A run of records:
::::
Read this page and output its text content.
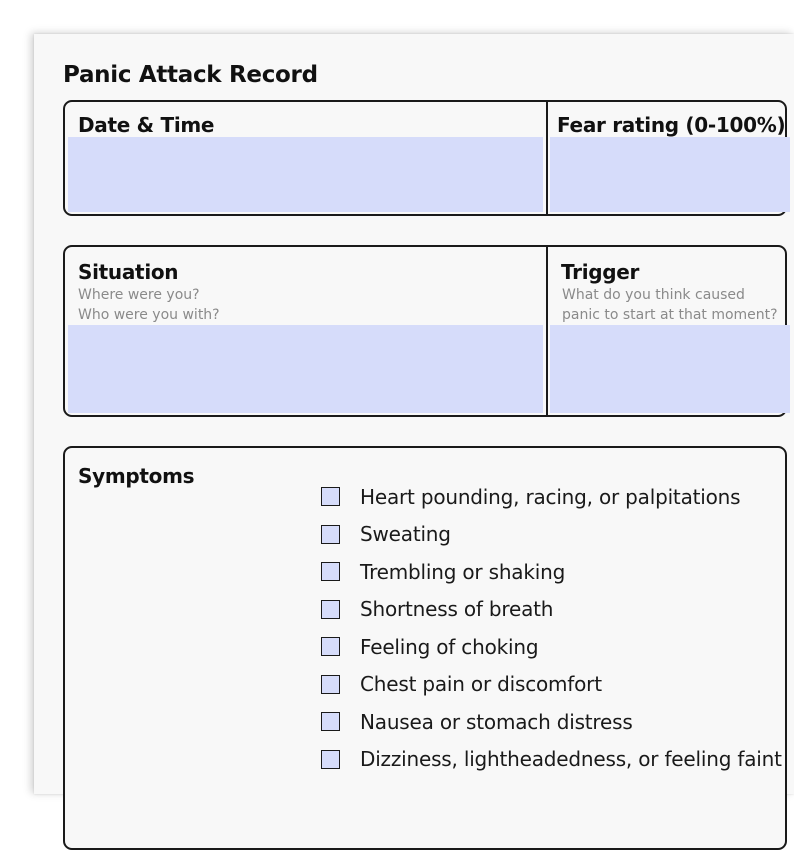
Panic Attack Record
Date & Time	Fear rating (0-100%)
Situation
Where were you?
Who were you with?
Trigger
What do you think caused
panic to start at that moment?
Symptoms
Heart pounding, racing, or palpitations
Sweating
Trembling or shaking
Shortness of breath
Feeling of choking
Chest pain or discomfort
Nausea or stomach distress
Dizziness, lightheadedness, or feeling faint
::::
• WHAT IS NEEDED
Transcribe each line above verbatim, with the pictures left out.

• FINISHED EXERCISE
Read this page and output its text content.
Panic Attack Record
Date & Time	Fear rating (0-100%)
Situation
Where were you?
Who were you with?
Trigger
What do you think caused
panic to start at that moment?
Symptoms
Heart pounding, racing, or palpitations
Sweating
Trembling or shaking
Shortness of breath
Feeling of choking
Chest pain or discomfort
Nausea or stomach distress
Dizziness, lightheadedness, or feeling faint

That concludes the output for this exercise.